# [AIM OF THE TASK]
Return each line of the material verbatim.

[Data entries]
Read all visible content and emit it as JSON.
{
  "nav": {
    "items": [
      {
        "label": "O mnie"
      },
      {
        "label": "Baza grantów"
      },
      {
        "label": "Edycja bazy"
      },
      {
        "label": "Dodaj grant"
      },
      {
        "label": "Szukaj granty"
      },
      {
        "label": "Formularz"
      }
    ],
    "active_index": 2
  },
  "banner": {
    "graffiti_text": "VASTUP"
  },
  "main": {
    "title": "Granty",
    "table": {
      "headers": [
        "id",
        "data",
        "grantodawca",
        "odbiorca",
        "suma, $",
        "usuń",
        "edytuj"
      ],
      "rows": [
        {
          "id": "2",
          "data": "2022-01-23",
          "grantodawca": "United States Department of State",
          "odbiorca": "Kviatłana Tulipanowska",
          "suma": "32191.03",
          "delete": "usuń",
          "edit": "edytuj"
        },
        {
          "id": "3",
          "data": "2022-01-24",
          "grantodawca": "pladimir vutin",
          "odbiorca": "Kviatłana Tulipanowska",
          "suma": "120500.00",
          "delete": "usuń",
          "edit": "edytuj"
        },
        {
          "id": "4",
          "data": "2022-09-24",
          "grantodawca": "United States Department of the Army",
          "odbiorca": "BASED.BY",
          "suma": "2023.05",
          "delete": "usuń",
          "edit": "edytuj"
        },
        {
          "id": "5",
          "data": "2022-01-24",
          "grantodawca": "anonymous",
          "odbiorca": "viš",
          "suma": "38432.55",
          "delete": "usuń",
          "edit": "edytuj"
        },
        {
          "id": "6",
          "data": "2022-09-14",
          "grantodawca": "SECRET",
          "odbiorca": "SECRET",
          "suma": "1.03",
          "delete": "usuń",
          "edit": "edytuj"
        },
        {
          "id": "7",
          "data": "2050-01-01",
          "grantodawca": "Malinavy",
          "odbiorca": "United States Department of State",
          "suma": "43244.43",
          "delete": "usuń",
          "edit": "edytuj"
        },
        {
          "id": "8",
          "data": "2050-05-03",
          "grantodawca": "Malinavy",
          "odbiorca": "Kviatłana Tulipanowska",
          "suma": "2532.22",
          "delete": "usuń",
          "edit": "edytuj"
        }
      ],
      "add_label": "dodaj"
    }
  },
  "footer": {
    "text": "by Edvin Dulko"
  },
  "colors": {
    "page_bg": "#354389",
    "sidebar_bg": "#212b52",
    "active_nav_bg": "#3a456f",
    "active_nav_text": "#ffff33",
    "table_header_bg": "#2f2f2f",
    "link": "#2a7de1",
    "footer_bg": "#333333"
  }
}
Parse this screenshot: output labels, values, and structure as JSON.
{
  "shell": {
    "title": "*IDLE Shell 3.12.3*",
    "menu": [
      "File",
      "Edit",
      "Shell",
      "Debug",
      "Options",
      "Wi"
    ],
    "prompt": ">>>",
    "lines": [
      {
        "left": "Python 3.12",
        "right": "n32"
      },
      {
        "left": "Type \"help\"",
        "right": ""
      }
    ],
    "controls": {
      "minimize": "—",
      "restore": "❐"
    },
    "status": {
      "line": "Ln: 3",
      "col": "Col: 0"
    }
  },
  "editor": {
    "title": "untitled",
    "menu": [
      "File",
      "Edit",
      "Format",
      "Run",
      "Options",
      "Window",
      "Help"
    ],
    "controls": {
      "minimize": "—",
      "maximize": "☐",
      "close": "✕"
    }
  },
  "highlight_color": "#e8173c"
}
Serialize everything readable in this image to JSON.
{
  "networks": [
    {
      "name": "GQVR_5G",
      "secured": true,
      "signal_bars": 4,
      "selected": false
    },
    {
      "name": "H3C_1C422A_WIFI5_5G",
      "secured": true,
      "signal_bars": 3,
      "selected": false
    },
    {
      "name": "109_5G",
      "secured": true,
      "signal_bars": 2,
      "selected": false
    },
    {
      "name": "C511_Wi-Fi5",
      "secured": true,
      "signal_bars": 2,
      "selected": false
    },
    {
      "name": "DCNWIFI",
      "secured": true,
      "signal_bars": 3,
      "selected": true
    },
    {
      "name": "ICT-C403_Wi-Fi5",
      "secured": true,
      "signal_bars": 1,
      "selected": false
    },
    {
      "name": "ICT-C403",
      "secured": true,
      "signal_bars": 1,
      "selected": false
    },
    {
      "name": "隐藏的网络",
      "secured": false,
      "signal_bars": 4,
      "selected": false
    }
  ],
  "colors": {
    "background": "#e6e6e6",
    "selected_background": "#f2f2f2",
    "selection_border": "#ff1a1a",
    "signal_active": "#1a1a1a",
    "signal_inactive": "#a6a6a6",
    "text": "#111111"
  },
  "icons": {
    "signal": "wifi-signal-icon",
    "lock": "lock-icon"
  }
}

# [REPLY TO THE EXERCISE]
Read all visible content and emit it as JSON.
{
  "nav": {
    "items": [
      {
        "label": "O mnie"
      },
      {
        "label": "Baza grantów"
      },
      {
        "label": "Edycja bazy"
      },
      {
        "label": "Dodaj grant"
      },
      {
        "label": "Szukaj granty"
      },
      {
        "label": "Formularz"
      }
    ],
    "active_index": 2
  },
  "banner": {
    "graffiti_text": "VASTUP"
  },
  "main": {
    "title": "Granty",
    "table": {
      "headers": [
        "id",
        "data",
        "grantodawca",
        "odbiorca",
        "suma, $",
        "usuń",
        "edytuj"
      ],
      "rows": [
        {
          "id": "2",
          "data": "2022-01-23",
          "grantodawca": "United States Department of State",
          "odbiorca": "Kviatłana Tulipanowska",
          "suma": "32191.03",
          "delete": "usuń",
          "edit": "edytuj"
        },
        {
          "id": "3",
          "data": "2022-01-24",
          "grantodawca": "pladimir vutin",
          "odbiorca": "Kviatłana Tulipanowska",
          "suma": "120500.00",
          "delete": "usuń",
          "edit": "edytuj"
        },
        {
          "id": "4",
          "data": "2022-09-24",
          "grantodawca": "United States Department of the Army",
          "odbiorca": "BASED.BY",
          "suma": "2023.05",
          "delete": "usuń",
          "edit": "edytuj"
        },
        {
          "id": "5",
          "data": "2022-01-24",
          "grantodawca": "anonymous",
          "odbiorca": "viš",
          "suma": "38432.55",
          "delete": "usuń",
          "edit": "edytuj"
        },
        {
          "id": "6",
          "data": "2022-09-14",
          "grantodawca": "SECRET",
          "odbiorca": "SECRET",
          "suma": "1.03",
          "delete": "usuń",
          "edit": "edytuj"
        },
        {
          "id": "7",
          "data": "2050-01-01",
          "grantodawca": "Malinavy",
          "odbiorca": "United States Department of State",
          "suma": "43244.43",
          "delete": "usuń",
          "edit": "edytuj"
        },
        {
          "id": "8",
          "data": "2050-05-03",
          "grantodawca": "Malinavy",
          "odbiorca": "Kviatłana Tulipanowska",
          "suma": "2532.22",
          "delete": "usuń",
          "edit": "edytuj"
        }
      ],
      "add_label": "dodaj"
    }
  },
  "footer": {
    "text": "by Edvin Dulko"
  },
  "colors": {
    "page_bg": "#354389",
    "sidebar_bg": "#212b52",
    "active_nav_bg": "#3a456f",
    "active_nav_text": "#ffff33",
    "table_header_bg": "#2f2f2f",
    "link": "#2a7de1",
    "footer_bg": "#333333"
  }
}
Parse this screenshot: output labels, values, and structure as JSON.
{
  "shell": {
    "title": "*IDLE Shell 3.12.3*",
    "menu": [
      "File",
      "Edit",
      "Shell",
      "Debug",
      "Options",
      "Wi"
    ],
    "prompt": ">>>",
    "lines": [
      {
        "left": "Python 3.12",
        "right": "n32"
      },
      {
        "left": "Type \"help\"",
        "right": ""
      }
    ],
    "controls": {
      "minimize": "—",
      "restore": "❐"
    },
    "status": {
      "line": "Ln: 3",
      "col": "Col: 0"
    }
  },
  "editor": {
    "title": "untitled",
    "menu": [
      "File",
      "Edit",
      "Format",
      "Run",
      "Options",
      "Window",
      "Help"
    ],
    "controls": {
      "minimize": "—",
      "maximize": "☐",
      "close": "✕"
    }
  },
  "highlight_color": "#e8173c"
}
Serialize everything readable in this image to JSON.
{
  "networks": [
    {
      "name": "GQVR_5G",
      "secured": true,
      "signal_bars": 4,
      "selected": false
    },
    {
      "name": "H3C_1C422A_WIFI5_5G",
      "secured": true,
      "signal_bars": 3,
      "selected": false
    },
    {
      "name": "109_5G",
      "secured": true,
      "signal_bars": 2,
      "selected": false
    },
    {
      "name": "C511_Wi-Fi5",
      "secured": true,
      "signal_bars": 2,
      "selected": false
    },
    {
      "name": "DCNWIFI",
      "secured": true,
      "signal_bars": 3,
      "selected": true
    },
    {
      "name": "ICT-C403_Wi-Fi5",
      "secured": true,
      "signal_bars": 1,
      "selected": false
    },
    {
      "name": "ICT-C403",
      "secured": true,
      "signal_bars": 1,
      "selected": false
    },
    {
      "name": "隐藏的网络",
      "secured": false,
      "signal_bars": 4,
      "selected": false
    }
  ],
  "colors": {
    "background": "#e6e6e6",
    "selected_background": "#f2f2f2",
    "selection_border": "#ff1a1a",
    "signal_active": "#1a1a1a",
    "signal_inactive": "#a6a6a6",
    "text": "#111111"
  },
  "icons": {
    "signal": "wifi-signal-icon",
    "lock": "lock-icon"
  }
}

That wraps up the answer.